#### Records about charts and figures
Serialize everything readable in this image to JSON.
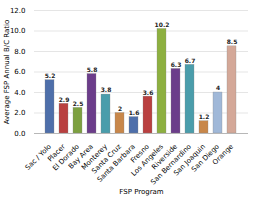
{
  "chart_data": {
    "type": "bar",
    "categories": [
      "Sac / Yolo",
      "Placer",
      "El Dorado",
      "Bay Area",
      "Monterey",
      "Santa Cruz",
      "Santa Barbara",
      "Fresno",
      "Los Angeles",
      "Riverside",
      "San Bernardino",
      "San Joaquin",
      "San Diego",
      "Orange"
    ],
    "values": [
      5.2,
      2.9,
      2.5,
      5.8,
      3.8,
      2.0,
      1.6,
      3.6,
      10.2,
      6.3,
      6.7,
      1.2,
      4.0,
      8.5
    ],
    "colors": [
      "#4e6faa",
      "#b94040",
      "#7da040",
      "#6b3d8a",
      "#4a9dab",
      "#c8874a",
      "#4e6faa",
      "#b94040",
      "#8db040",
      "#6b3d8a",
      "#4a9dab",
      "#c8874a",
      "#a0b8d8",
      "#d4a898"
    ],
    "xlabel": "FSP Program",
    "ylabel": "Average FSP Annual B/C Ratio",
    "ylim": [
      0,
      12.0
    ],
    "yticks": [
      {
        "value": 0.0,
        "label": "0.0"
      },
      {
        "value": 2.0,
        "label": "2.0"
      },
      {
        "value": 4.0,
        "label": "4.0"
      },
      {
        "value": 6.0,
        "label": "6.0"
      },
      {
        "value": 8.0,
        "label": "8.0"
      },
      {
        "value": 10.0,
        "label": "10.0"
      },
      {
        "value": 12.0,
        "label": "12.0"
      }
    ],
    "grid": true,
    "data_labels": true
  }
}
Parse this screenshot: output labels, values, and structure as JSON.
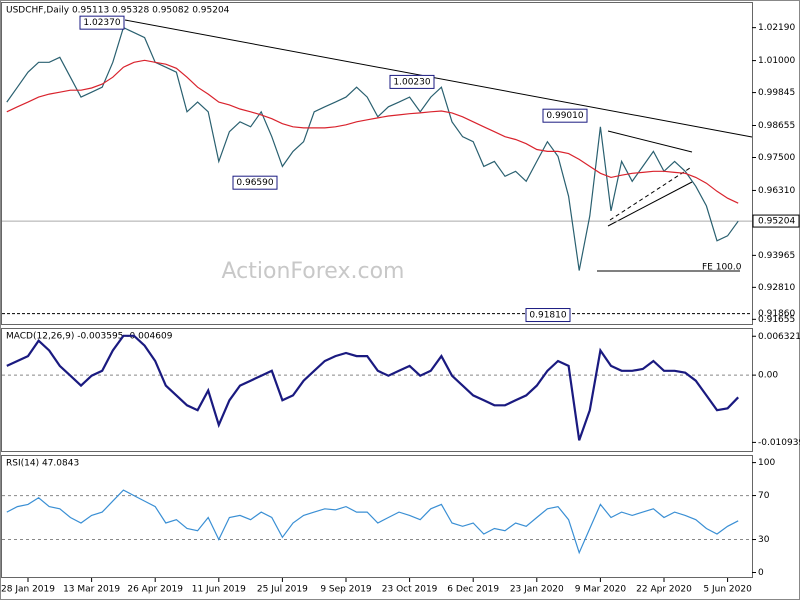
{
  "chart_data": [
    {
      "type": "line",
      "title": "USDCHF,Daily  0.95113 0.95328 0.95082 0.95204",
      "watermark": "ActionForex.com",
      "ylim": [
        0.9145,
        1.0308
      ],
      "yticks": [
        {
          "value": 1.0219,
          "label": "1.02190"
        },
        {
          "value": 1.01,
          "label": "1.01000"
        },
        {
          "value": 0.99845,
          "label": "0.99845"
        },
        {
          "value": 0.98655,
          "label": "0.98655"
        },
        {
          "value": 0.975,
          "label": "0.97500"
        },
        {
          "value": 0.9631,
          "label": "0.96310"
        },
        {
          "value": 0.93965,
          "label": "0.93965"
        },
        {
          "value": 0.9281,
          "label": "0.92810"
        },
        {
          "value": 0.91655,
          "label": "0.91655"
        }
      ],
      "grid": false,
      "last_price": {
        "value": 0.95204,
        "label": "0.95204"
      },
      "level": {
        "value": 0.9186,
        "label": "0.91860"
      },
      "annotations": [
        {
          "value": 1.0237,
          "label": "1.02370"
        },
        {
          "value": 0.9659,
          "label": "0.96590"
        },
        {
          "value": 1.0023,
          "label": "1.00230"
        },
        {
          "value": 0.9901,
          "label": "0.99010"
        },
        {
          "value": 0.9181,
          "label": "0.91810"
        }
      ],
      "fe_label": "FE 100.0",
      "series": [
        {
          "color": "#2a6070",
          "values": [
            0.995,
            1.0004,
            1.0058,
            1.0094,
            1.0094,
            1.0112,
            1.004,
            0.9968,
            0.9986,
            1.0004,
            1.0094,
            1.0219,
            1.0201,
            1.0183,
            1.0094,
            1.0076,
            1.0058,
            0.9915,
            0.995,
            0.9915,
            0.9736,
            0.9843,
            0.9879,
            0.9861,
            0.9915,
            0.9825,
            0.9718,
            0.9772,
            0.9807,
            0.9915,
            0.9933,
            0.995,
            0.9968,
            1.0004,
            0.9968,
            0.9897,
            0.9933,
            0.995,
            0.9968,
            0.9915,
            0.9968,
            1.0004,
            0.9879,
            0.9825,
            0.9807,
            0.9718,
            0.9736,
            0.9682,
            0.97,
            0.9664,
            0.9736,
            0.9807,
            0.9754,
            0.961,
            0.9342,
            0.9539,
            0.9861,
            0.9557,
            0.9736,
            0.9664,
            0.9718,
            0.9772,
            0.97,
            0.9736,
            0.97,
            0.9646,
            0.9575,
            0.9449,
            0.9467,
            0.952
          ]
        },
        {
          "color": "#d9232d",
          "values": [
            0.9915,
            0.9933,
            0.995,
            0.9968,
            0.9979,
            0.9986,
            0.9993,
            0.9993,
            1.0001,
            1.0015,
            1.004,
            1.0076,
            1.0094,
            1.0101,
            1.0094,
            1.0087,
            1.0072,
            1.004,
            1.0004,
            0.9979,
            0.995,
            0.994,
            0.9925,
            0.9915,
            0.9904,
            0.989,
            0.9872,
            0.9861,
            0.9857,
            0.9857,
            0.9857,
            0.9861,
            0.9868,
            0.9879,
            0.9886,
            0.9893,
            0.99,
            0.9904,
            0.9908,
            0.9911,
            0.9915,
            0.9918,
            0.9911,
            0.9897,
            0.9879,
            0.9861,
            0.9843,
            0.9825,
            0.9815,
            0.98,
            0.9779,
            0.9772,
            0.9772,
            0.9764,
            0.9743,
            0.9718,
            0.9693,
            0.9678,
            0.9686,
            0.9693,
            0.9696,
            0.97,
            0.97,
            0.9696,
            0.9693,
            0.9678,
            0.9657,
            0.9628,
            0.9603,
            0.9585
          ]
        }
      ]
    },
    {
      "type": "line",
      "title": "MACD(12,26,9) -0.003595 -0.004609",
      "ylim": [
        -0.0125,
        0.0075
      ],
      "yticks": [
        0.006321,
        {
          "value": 0,
          "label": "0.00"
        },
        -0.010939
      ],
      "grid": true,
      "series": [
        {
          "color": "#1a1a80",
          "values": [
            0.0015,
            0.0023,
            0.0031,
            0.0056,
            0.004,
            0.0015,
            -0.0001,
            -0.0017,
            -0.0001,
            0.0007,
            0.004,
            0.0064,
            0.0064,
            0.0048,
            0.0023,
            -0.0017,
            -0.0033,
            -0.0049,
            -0.0057,
            -0.0025,
            -0.0081,
            -0.0041,
            -0.0017,
            -0.0009,
            -0.0001,
            0.0007,
            -0.0041,
            -0.0033,
            -0.0009,
            0.0007,
            0.0023,
            0.0031,
            0.0036,
            0.0031,
            0.0031,
            0.0007,
            -0.0001,
            0.0007,
            0.0015,
            -0.0001,
            0.0007,
            0.0031,
            -0.0001,
            -0.0017,
            -0.0033,
            -0.0041,
            -0.0049,
            -0.0049,
            -0.0041,
            -0.0033,
            -0.0017,
            0.0007,
            0.0023,
            0.0015,
            -0.0106,
            -0.0057,
            0.004,
            0.0015,
            0.0007,
            0.0007,
            0.001,
            0.0023,
            0.0007,
            0.0007,
            0.0004,
            -0.0009,
            -0.0033,
            -0.0057,
            -0.0054,
            -0.0036
          ]
        }
      ]
    },
    {
      "type": "line",
      "title": "RSI(14) 47.0843",
      "ylim": [
        -5,
        106
      ],
      "yticks": [
        100,
        70,
        30,
        0
      ],
      "grid": true,
      "categories": [
        null,
        null,
        "28 Jan 2019",
        null,
        null,
        null,
        null,
        null,
        "13 Mar 2019",
        null,
        null,
        null,
        null,
        null,
        "26 Apr 2019",
        null,
        null,
        null,
        null,
        null,
        "11 Jun 2019",
        null,
        null,
        null,
        null,
        null,
        "25 Jul 2019",
        null,
        null,
        null,
        null,
        null,
        "9 Sep 2019",
        null,
        null,
        null,
        null,
        null,
        "23 Oct 2019",
        null,
        null,
        null,
        null,
        null,
        "6 Dec 2019",
        null,
        null,
        null,
        null,
        null,
        "23 Jan 2020",
        null,
        null,
        null,
        null,
        null,
        "9 Mar 2020",
        null,
        null,
        null,
        null,
        null,
        "22 Apr 2020",
        null,
        null,
        null,
        null,
        null,
        "5 Jun 2020",
        null
      ],
      "series": [
        {
          "color": "#3a8fd4",
          "values": [
            55,
            60,
            62,
            68,
            60,
            58,
            50,
            45,
            52,
            55,
            65,
            75,
            70,
            65,
            60,
            45,
            48,
            40,
            38,
            50,
            30,
            50,
            52,
            48,
            55,
            50,
            32,
            45,
            52,
            55,
            58,
            57,
            60,
            55,
            55,
            45,
            50,
            55,
            52,
            48,
            58,
            62,
            45,
            42,
            45,
            35,
            40,
            38,
            45,
            42,
            50,
            58,
            60,
            48,
            18,
            40,
            62,
            50,
            55,
            52,
            55,
            58,
            50,
            55,
            52,
            48,
            40,
            35,
            42,
            47.08
          ]
        }
      ]
    }
  ]
}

#### Objective
Copy each line of the preceding data that contains the string "true".

#### Solution for this exercise
    "grid": true,
    "data_labels": true
      "grid": true,
      "grid": true,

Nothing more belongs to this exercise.